* BEGIN Information shown *
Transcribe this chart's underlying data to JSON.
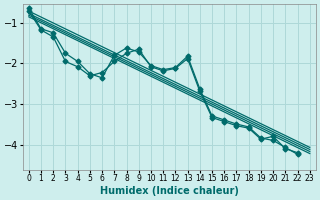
{
  "xlabel": "Humidex (Indice chaleur)",
  "bg_color": "#ceeeed",
  "grid_color": "#aed8d8",
  "line_color": "#006b6b",
  "xlim": [
    -0.5,
    23.5
  ],
  "ylim": [
    -4.6,
    -0.55
  ],
  "yticks": [
    -4,
    -3,
    -2,
    -1
  ],
  "xticks": [
    0,
    1,
    2,
    3,
    4,
    5,
    6,
    7,
    8,
    9,
    10,
    11,
    12,
    13,
    14,
    15,
    16,
    17,
    18,
    19,
    20,
    21,
    22,
    23
  ],
  "series_jagged": [
    [
      0,
      -0.65
    ],
    [
      1,
      -1.15
    ],
    [
      2,
      -1.25
    ],
    [
      3,
      -1.75
    ],
    [
      4,
      -1.95
    ],
    [
      5,
      -2.25
    ],
    [
      6,
      -2.35
    ],
    [
      7,
      -1.8
    ],
    [
      8,
      -1.62
    ],
    [
      9,
      -1.72
    ],
    [
      10,
      -2.05
    ],
    [
      11,
      -2.15
    ],
    [
      12,
      -2.1
    ],
    [
      13,
      -1.82
    ],
    [
      14,
      -2.62
    ],
    [
      15,
      -3.28
    ],
    [
      16,
      -3.38
    ],
    [
      17,
      -3.48
    ],
    [
      18,
      -3.55
    ],
    [
      19,
      -3.82
    ],
    [
      20,
      -3.88
    ],
    [
      21,
      -4.05
    ],
    [
      22,
      -4.22
    ]
  ],
  "series_jagged2": [
    [
      0,
      -0.72
    ],
    [
      1,
      -1.18
    ],
    [
      2,
      -1.35
    ],
    [
      3,
      -1.95
    ],
    [
      4,
      -2.08
    ],
    [
      5,
      -2.3
    ],
    [
      6,
      -2.22
    ],
    [
      7,
      -1.95
    ],
    [
      8,
      -1.75
    ],
    [
      9,
      -1.65
    ],
    [
      10,
      -2.08
    ],
    [
      11,
      -2.18
    ],
    [
      12,
      -2.12
    ],
    [
      13,
      -1.88
    ],
    [
      14,
      -2.68
    ],
    [
      15,
      -3.32
    ],
    [
      16,
      -3.42
    ],
    [
      17,
      -3.52
    ],
    [
      18,
      -3.58
    ],
    [
      19,
      -3.85
    ],
    [
      20,
      -3.78
    ],
    [
      21,
      -4.08
    ],
    [
      22,
      -4.18
    ]
  ],
  "regression_lines": [
    [
      [
        0,
        23
      ],
      [
        -0.72,
        -4.05
      ]
    ],
    [
      [
        0,
        23
      ],
      [
        -0.78,
        -4.1
      ]
    ],
    [
      [
        0,
        23
      ],
      [
        -0.82,
        -4.15
      ]
    ],
    [
      [
        0,
        23
      ],
      [
        -0.86,
        -4.2
      ]
    ]
  ]
}
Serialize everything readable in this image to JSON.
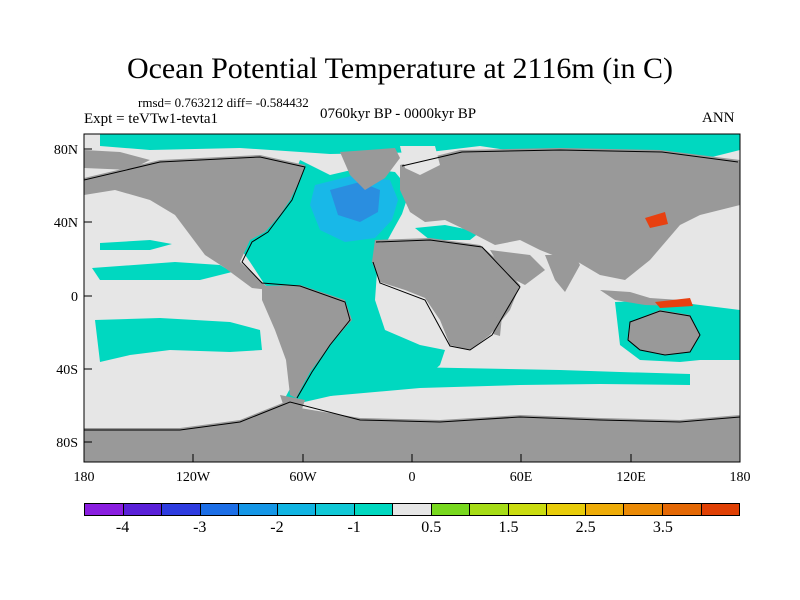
{
  "title": "Ocean Potential Temperature at 2116m (in C)",
  "stats_text": "rmsd= 0.763212 diff= -0.584432",
  "expt_text": "Expt = teVTw1-tevta1",
  "period_text": "0760kyr BP - 0000kyr BP",
  "season_text": "ANN",
  "map": {
    "y_ticks": [
      "80N",
      "40N",
      "0",
      "40S",
      "80S"
    ],
    "x_ticks": [
      "180",
      "120W",
      "60W",
      "0",
      "60E",
      "120E",
      "180"
    ],
    "colors": {
      "land": "#999999",
      "no_change": "#e6e6e6",
      "cool_1": "#00d8c0",
      "cool_2": "#18b8e8",
      "cool_3": "#2a8ee0",
      "warm_4": "#e84010",
      "coast": "#000000"
    }
  },
  "colorbar": {
    "colors": [
      "#8a1ee0",
      "#5a20d8",
      "#2e3ce0",
      "#1c6ee6",
      "#1496e6",
      "#10b4e2",
      "#10c8d6",
      "#00d8c0",
      "#e6e6e6",
      "#78d81e",
      "#a6dc16",
      "#cadc10",
      "#e8cc0a",
      "#eeac08",
      "#ea8a06",
      "#e46804",
      "#e04004"
    ],
    "labels": [
      "-4",
      "-3",
      "-2",
      "-1",
      "0.5",
      "1.5",
      "2.5",
      "3.5"
    ]
  }
}
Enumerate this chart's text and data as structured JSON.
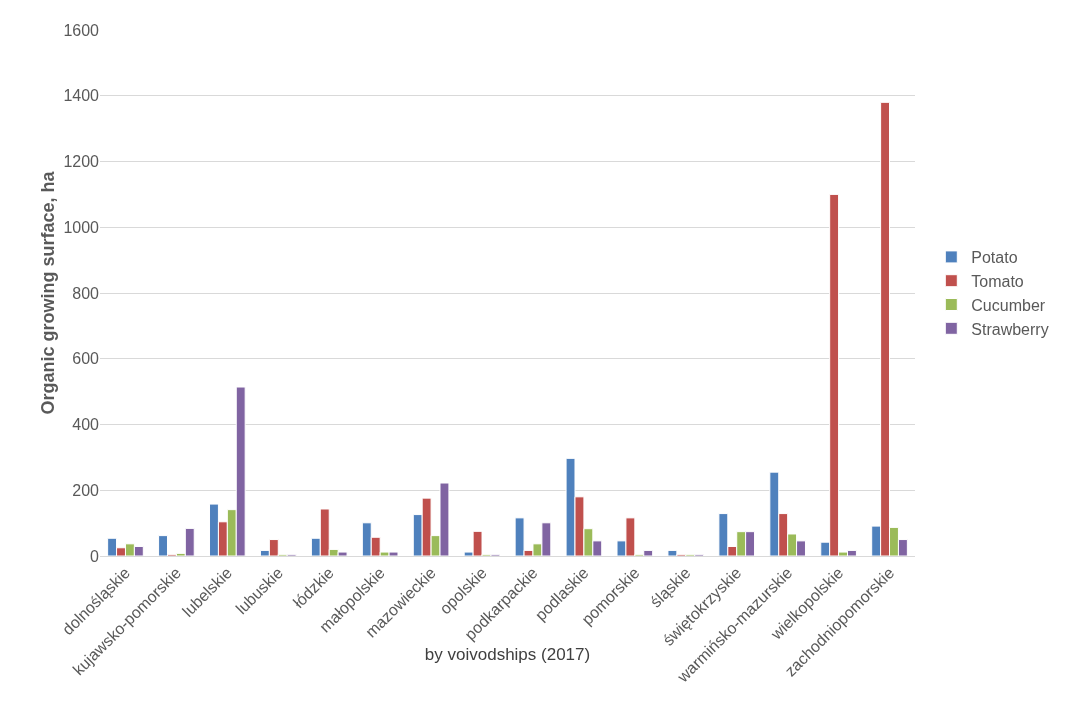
* END Information shown *
Task directions - Your job is to transcribe the entries above exactly; skip the pictures.

Full response -
Transcribe this chart's underlying data to JSON.
{
  "xlabel": "Humidex (Indice chaleur)",
  "bg_color": "#ceeeed",
  "grid_color": "#aed8d8",
  "line_color": "#006b6b",
  "xlim": [
    -0.5,
    23.5
  ],
  "ylim": [
    -4.6,
    -0.55
  ],
  "yticks": [
    -4,
    -3,
    -2,
    -1
  ],
  "xticks": [
    0,
    1,
    2,
    3,
    4,
    5,
    6,
    7,
    8,
    9,
    10,
    11,
    12,
    13,
    14,
    15,
    16,
    17,
    18,
    19,
    20,
    21,
    22,
    23
  ],
  "series_jagged": [
    [
      0,
      -0.65
    ],
    [
      1,
      -1.15
    ],
    [
      2,
      -1.25
    ],
    [
      3,
      -1.75
    ],
    [
      4,
      -1.95
    ],
    [
      5,
      -2.25
    ],
    [
      6,
      -2.35
    ],
    [
      7,
      -1.8
    ],
    [
      8,
      -1.62
    ],
    [
      9,
      -1.72
    ],
    [
      10,
      -2.05
    ],
    [
      11,
      -2.15
    ],
    [
      12,
      -2.1
    ],
    [
      13,
      -1.82
    ],
    [
      14,
      -2.62
    ],
    [
      15,
      -3.28
    ],
    [
      16,
      -3.38
    ],
    [
      17,
      -3.48
    ],
    [
      18,
      -3.55
    ],
    [
      19,
      -3.82
    ],
    [
      20,
      -3.88
    ],
    [
      21,
      -4.05
    ],
    [
      22,
      -4.22
    ]
  ],
  "series_jagged2": [
    [
      0,
      -0.72
    ],
    [
      1,
      -1.18
    ],
    [
      2,
      -1.35
    ],
    [
      3,
      -1.95
    ],
    [
      4,
      -2.08
    ],
    [
      5,
      -2.3
    ],
    [
      6,
      -2.22
    ],
    [
      7,
      -1.95
    ],
    [
      8,
      -1.75
    ],
    [
      9,
      -1.65
    ],
    [
      10,
      -2.08
    ],
    [
      11,
      -2.18
    ],
    [
      12,
      -2.12
    ],
    [
      13,
      -1.88
    ],
    [
      14,
      -2.68
    ],
    [
      15,
      -3.32
    ],
    [
      16,
      -3.42
    ],
    [
      17,
      -3.52
    ],
    [
      18,
      -3.58
    ],
    [
      19,
      -3.85
    ],
    [
      20,
      -3.78
    ],
    [
      21,
      -4.08
    ],
    [
      22,
      -4.18
    ]
  ],
  "regression_lines": [
    [
      [
        0,
        23
      ],
      [
        -0.72,
        -4.05
      ]
    ],
    [
      [
        0,
        23
      ],
      [
        -0.78,
        -4.1
      ]
    ],
    [
      [
        0,
        23
      ],
      [
        -0.82,
        -4.15
      ]
    ],
    [
      [
        0,
        23
      ],
      [
        -0.86,
        -4.2
      ]
    ]
  ]
}
Serialize everything readable in this image to JSON.
{
  "title": "Ocean Potential Temperature at 2116m (in C)",
  "stats_text": "rmsd= 0.763212 diff= -0.584432",
  "expt_text": "Expt = teVTw1-tevta1",
  "period_text": "0760kyr BP - 0000kyr BP",
  "season_text": "ANN",
  "map": {
    "y_ticks": [
      "80N",
      "40N",
      "0",
      "40S",
      "80S"
    ],
    "x_ticks": [
      "180",
      "120W",
      "60W",
      "0",
      "60E",
      "120E",
      "180"
    ],
    "colors": {
      "land": "#999999",
      "no_change": "#e6e6e6",
      "cool_1": "#00d8c0",
      "cool_2": "#18b8e8",
      "cool_3": "#2a8ee0",
      "warm_4": "#e84010",
      "coast": "#000000"
    }
  },
  "colorbar": {
    "colors": [
      "#8a1ee0",
      "#5a20d8",
      "#2e3ce0",
      "#1c6ee6",
      "#1496e6",
      "#10b4e2",
      "#10c8d6",
      "#00d8c0",
      "#e6e6e6",
      "#78d81e",
      "#a6dc16",
      "#cadc10",
      "#e8cc0a",
      "#eeac08",
      "#ea8a06",
      "#e46804",
      "#e04004"
    ],
    "labels": [
      "-4",
      "-3",
      "-2",
      "-1",
      "0.5",
      "1.5",
      "2.5",
      "3.5"
    ]
  }
}
Enumerate this chart's text and data as structured JSON.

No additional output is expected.